STATED PROBLEM
Extract all records. Keep each one exact.

——————

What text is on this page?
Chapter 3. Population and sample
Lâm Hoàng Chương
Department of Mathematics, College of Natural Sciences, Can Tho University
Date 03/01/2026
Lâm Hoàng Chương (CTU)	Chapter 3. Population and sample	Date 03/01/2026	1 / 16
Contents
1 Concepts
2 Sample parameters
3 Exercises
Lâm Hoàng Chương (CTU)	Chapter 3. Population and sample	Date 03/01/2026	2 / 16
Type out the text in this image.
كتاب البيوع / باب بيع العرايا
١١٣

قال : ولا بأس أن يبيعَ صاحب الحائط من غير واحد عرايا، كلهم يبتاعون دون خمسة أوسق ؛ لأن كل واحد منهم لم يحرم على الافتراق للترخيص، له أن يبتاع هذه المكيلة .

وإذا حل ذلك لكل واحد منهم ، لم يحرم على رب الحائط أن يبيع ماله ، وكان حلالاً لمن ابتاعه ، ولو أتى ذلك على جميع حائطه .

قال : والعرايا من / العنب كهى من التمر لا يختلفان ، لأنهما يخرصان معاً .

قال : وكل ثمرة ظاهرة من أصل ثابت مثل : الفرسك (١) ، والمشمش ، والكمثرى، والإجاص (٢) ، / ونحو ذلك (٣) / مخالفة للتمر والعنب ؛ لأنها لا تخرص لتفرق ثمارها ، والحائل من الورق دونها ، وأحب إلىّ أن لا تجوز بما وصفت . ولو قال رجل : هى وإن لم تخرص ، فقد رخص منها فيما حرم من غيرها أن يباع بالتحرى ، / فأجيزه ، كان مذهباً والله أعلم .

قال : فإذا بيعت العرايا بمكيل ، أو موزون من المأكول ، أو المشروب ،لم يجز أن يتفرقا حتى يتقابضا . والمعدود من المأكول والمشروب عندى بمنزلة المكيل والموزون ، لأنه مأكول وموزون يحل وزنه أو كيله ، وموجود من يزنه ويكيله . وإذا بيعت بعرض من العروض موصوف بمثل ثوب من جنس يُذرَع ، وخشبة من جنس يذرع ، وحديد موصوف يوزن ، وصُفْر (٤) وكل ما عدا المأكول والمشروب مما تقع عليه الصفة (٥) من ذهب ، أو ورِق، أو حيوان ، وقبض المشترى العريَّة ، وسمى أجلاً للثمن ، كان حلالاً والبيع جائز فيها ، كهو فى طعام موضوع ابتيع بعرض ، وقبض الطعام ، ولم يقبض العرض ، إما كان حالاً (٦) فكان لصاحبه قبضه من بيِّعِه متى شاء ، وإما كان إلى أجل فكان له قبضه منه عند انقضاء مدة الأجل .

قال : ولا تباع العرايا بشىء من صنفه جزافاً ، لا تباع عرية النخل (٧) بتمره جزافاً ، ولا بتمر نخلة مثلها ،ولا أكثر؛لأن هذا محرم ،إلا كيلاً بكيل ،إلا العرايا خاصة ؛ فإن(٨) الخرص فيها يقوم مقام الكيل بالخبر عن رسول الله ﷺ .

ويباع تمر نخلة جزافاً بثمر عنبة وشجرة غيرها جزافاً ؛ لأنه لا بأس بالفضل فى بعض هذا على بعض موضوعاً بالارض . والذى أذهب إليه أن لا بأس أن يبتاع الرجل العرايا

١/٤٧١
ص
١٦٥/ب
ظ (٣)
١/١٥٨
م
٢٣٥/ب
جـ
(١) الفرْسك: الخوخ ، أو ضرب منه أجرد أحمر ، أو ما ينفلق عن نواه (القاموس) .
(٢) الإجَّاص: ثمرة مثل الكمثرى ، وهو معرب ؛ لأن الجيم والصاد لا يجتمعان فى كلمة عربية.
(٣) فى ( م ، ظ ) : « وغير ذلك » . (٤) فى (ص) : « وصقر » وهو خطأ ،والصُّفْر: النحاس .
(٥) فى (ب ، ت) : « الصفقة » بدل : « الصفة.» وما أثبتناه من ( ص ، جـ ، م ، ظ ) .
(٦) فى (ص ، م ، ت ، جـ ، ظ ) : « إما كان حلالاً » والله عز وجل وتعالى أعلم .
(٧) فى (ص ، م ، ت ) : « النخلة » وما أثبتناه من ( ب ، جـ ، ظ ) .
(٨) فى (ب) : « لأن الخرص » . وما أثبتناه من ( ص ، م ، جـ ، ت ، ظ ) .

——————

EXERCISE RESULT
What text is on this page?
Chapter 3. Population and sample
Lâm Hoàng Chương
Department of Mathematics, College of Natural Sciences, Can Tho University
Date 03/01/2026
Lâm Hoàng Chương (CTU)	Chapter 3. Population and sample	Date 03/01/2026	1 / 16
Contents
1 Concepts
2 Sample parameters
3 Exercises
Lâm Hoàng Chương (CTU)	Chapter 3. Population and sample	Date 03/01/2026	2 / 16
Type out the text in this image.
كتاب البيوع / باب بيع العرايا
١١٣

قال : ولا بأس أن يبيعَ صاحب الحائط من غير واحد عرايا، كلهم يبتاعون دون خمسة أوسق ؛ لأن كل واحد منهم لم يحرم على الافتراق للترخيص، له أن يبتاع هذه المكيلة .

وإذا حل ذلك لكل واحد منهم ، لم يحرم على رب الحائط أن يبيع ماله ، وكان حلالاً لمن ابتاعه ، ولو أتى ذلك على جميع حائطه .

قال : والعرايا من / العنب كهى من التمر لا يختلفان ، لأنهما يخرصان معاً .

قال : وكل ثمرة ظاهرة من أصل ثابت مثل : الفرسك (١) ، والمشمش ، والكمثرى، والإجاص (٢) ، / ونحو ذلك (٣) / مخالفة للتمر والعنب ؛ لأنها لا تخرص لتفرق ثمارها ، والحائل من الورق دونها ، وأحب إلىّ أن لا تجوز بما وصفت . ولو قال رجل : هى وإن لم تخرص ، فقد رخص منها فيما حرم من غيرها أن يباع بالتحرى ، / فأجيزه ، كان مذهباً والله أعلم .

قال : فإذا بيعت العرايا بمكيل ، أو موزون من المأكول ، أو المشروب ،لم يجز أن يتفرقا حتى يتقابضا . والمعدود من المأكول والمشروب عندى بمنزلة المكيل والموزون ، لأنه مأكول وموزون يحل وزنه أو كيله ، وموجود من يزنه ويكيله . وإذا بيعت بعرض من العروض موصوف بمثل ثوب من جنس يُذرَع ، وخشبة من جنس يذرع ، وحديد موصوف يوزن ، وصُفْر (٤) وكل ما عدا المأكول والمشروب مما تقع عليه الصفة (٥) من ذهب ، أو ورِق، أو حيوان ، وقبض المشترى العريَّة ، وسمى أجلاً للثمن ، كان حلالاً والبيع جائز فيها ، كهو فى طعام موضوع ابتيع بعرض ، وقبض الطعام ، ولم يقبض العرض ، إما كان حالاً (٦) فكان لصاحبه قبضه من بيِّعِه متى شاء ، وإما كان إلى أجل فكان له قبضه منه عند انقضاء مدة الأجل .

قال : ولا تباع العرايا بشىء من صنفه جزافاً ، لا تباع عرية النخل (٧) بتمره جزافاً ، ولا بتمر نخلة مثلها ،ولا أكثر؛لأن هذا محرم ،إلا كيلاً بكيل ،إلا العرايا خاصة ؛ فإن(٨) الخرص فيها يقوم مقام الكيل بالخبر عن رسول الله ﷺ .

ويباع تمر نخلة جزافاً بثمر عنبة وشجرة غيرها جزافاً ؛ لأنه لا بأس بالفضل فى بعض هذا على بعض موضوعاً بالارض . والذى أذهب إليه أن لا بأس أن يبتاع الرجل العرايا

١/٤٧١
ص
١٦٥/ب
ظ (٣)
١/١٥٨
م
٢٣٥/ب
جـ
(١) الفرْسك: الخوخ ، أو ضرب منه أجرد أحمر ، أو ما ينفلق عن نواه (القاموس) .
(٢) الإجَّاص: ثمرة مثل الكمثرى ، وهو معرب ؛ لأن الجيم والصاد لا يجتمعان فى كلمة عربية.
(٣) فى ( م ، ظ ) : « وغير ذلك » . (٤) فى (ص) : « وصقر » وهو خطأ ،والصُّفْر: النحاس .
(٥) فى (ب ، ت) : « الصفقة » بدل : « الصفة.» وما أثبتناه من ( ص ، جـ ، م ، ظ ) .
(٦) فى (ص ، م ، ت ، جـ ، ظ ) : « إما كان حلالاً » والله عز وجل وتعالى أعلم .
(٧) فى (ص ، م ، ت ) : « النخلة » وما أثبتناه من ( ب ، جـ ، ظ ) .
(٨) فى (ب) : « لأن الخرص » . وما أثبتناه من ( ص ، م ، جـ ، ت ، ظ ) .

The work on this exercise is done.